REQUEST: Copy out all of the data below with no alterations.

PROVIDED MATERIAL:
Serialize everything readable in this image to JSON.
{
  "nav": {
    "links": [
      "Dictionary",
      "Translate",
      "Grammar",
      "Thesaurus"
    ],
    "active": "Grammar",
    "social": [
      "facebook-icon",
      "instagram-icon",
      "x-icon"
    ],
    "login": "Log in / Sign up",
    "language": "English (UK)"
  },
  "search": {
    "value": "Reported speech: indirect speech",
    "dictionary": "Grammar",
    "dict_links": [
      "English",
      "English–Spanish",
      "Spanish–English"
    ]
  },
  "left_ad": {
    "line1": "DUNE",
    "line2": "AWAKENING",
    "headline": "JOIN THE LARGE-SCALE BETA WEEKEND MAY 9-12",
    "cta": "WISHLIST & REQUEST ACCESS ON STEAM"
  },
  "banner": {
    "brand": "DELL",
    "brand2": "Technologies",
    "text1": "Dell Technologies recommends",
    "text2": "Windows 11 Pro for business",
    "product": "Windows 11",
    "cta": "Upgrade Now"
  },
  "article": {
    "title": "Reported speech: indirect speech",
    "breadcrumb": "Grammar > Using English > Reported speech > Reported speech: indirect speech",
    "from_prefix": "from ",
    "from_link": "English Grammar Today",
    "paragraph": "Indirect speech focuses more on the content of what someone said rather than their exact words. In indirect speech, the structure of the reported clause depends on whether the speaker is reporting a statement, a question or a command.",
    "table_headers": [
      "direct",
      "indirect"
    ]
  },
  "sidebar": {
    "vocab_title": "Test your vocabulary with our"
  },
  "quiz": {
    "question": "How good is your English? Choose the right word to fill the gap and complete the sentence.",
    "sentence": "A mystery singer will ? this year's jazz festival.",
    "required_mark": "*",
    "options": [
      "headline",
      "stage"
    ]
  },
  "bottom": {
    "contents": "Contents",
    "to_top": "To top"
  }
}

TASK RESPONSE:
Serialize everything readable in this image to JSON.
{
  "nav": {
    "links": [
      "Dictionary",
      "Translate",
      "Grammar",
      "Thesaurus"
    ],
    "active": "Grammar",
    "social": [
      "facebook-icon",
      "instagram-icon",
      "x-icon"
    ],
    "login": "Log in / Sign up",
    "language": "English (UK)"
  },
  "search": {
    "value": "Reported speech: indirect speech",
    "dictionary": "Grammar",
    "dict_links": [
      "English",
      "English–Spanish",
      "Spanish–English"
    ]
  },
  "left_ad": {
    "line1": "DUNE",
    "line2": "AWAKENING",
    "headline": "JOIN THE LARGE-SCALE BETA WEEKEND MAY 9-12",
    "cta": "WISHLIST & REQUEST ACCESS ON STEAM"
  },
  "banner": {
    "brand": "DELL",
    "brand2": "Technologies",
    "text1": "Dell Technologies recommends",
    "text2": "Windows 11 Pro for business",
    "product": "Windows 11",
    "cta": "Upgrade Now"
  },
  "article": {
    "title": "Reported speech: indirect speech",
    "breadcrumb": "Grammar > Using English > Reported speech > Reported speech: indirect speech",
    "from_prefix": "from ",
    "from_link": "English Grammar Today",
    "paragraph": "Indirect speech focuses more on the content of what someone said rather than their exact words. In indirect speech, the structure of the reported clause depends on whether the speaker is reporting a statement, a question or a command.",
    "table_headers": [
      "direct",
      "indirect"
    ]
  },
  "sidebar": {
    "vocab_title": "Test your vocabulary with our"
  },
  "quiz": {
    "question": "How good is your English? Choose the right word to fill the gap and complete the sentence.",
    "sentence": "A mystery singer will ? this year's jazz festival.",
    "required_mark": "*",
    "options": [
      "headline",
      "stage"
    ]
  },
  "bottom": {
    "contents": "Contents",
    "to_top": "To top"
  }
}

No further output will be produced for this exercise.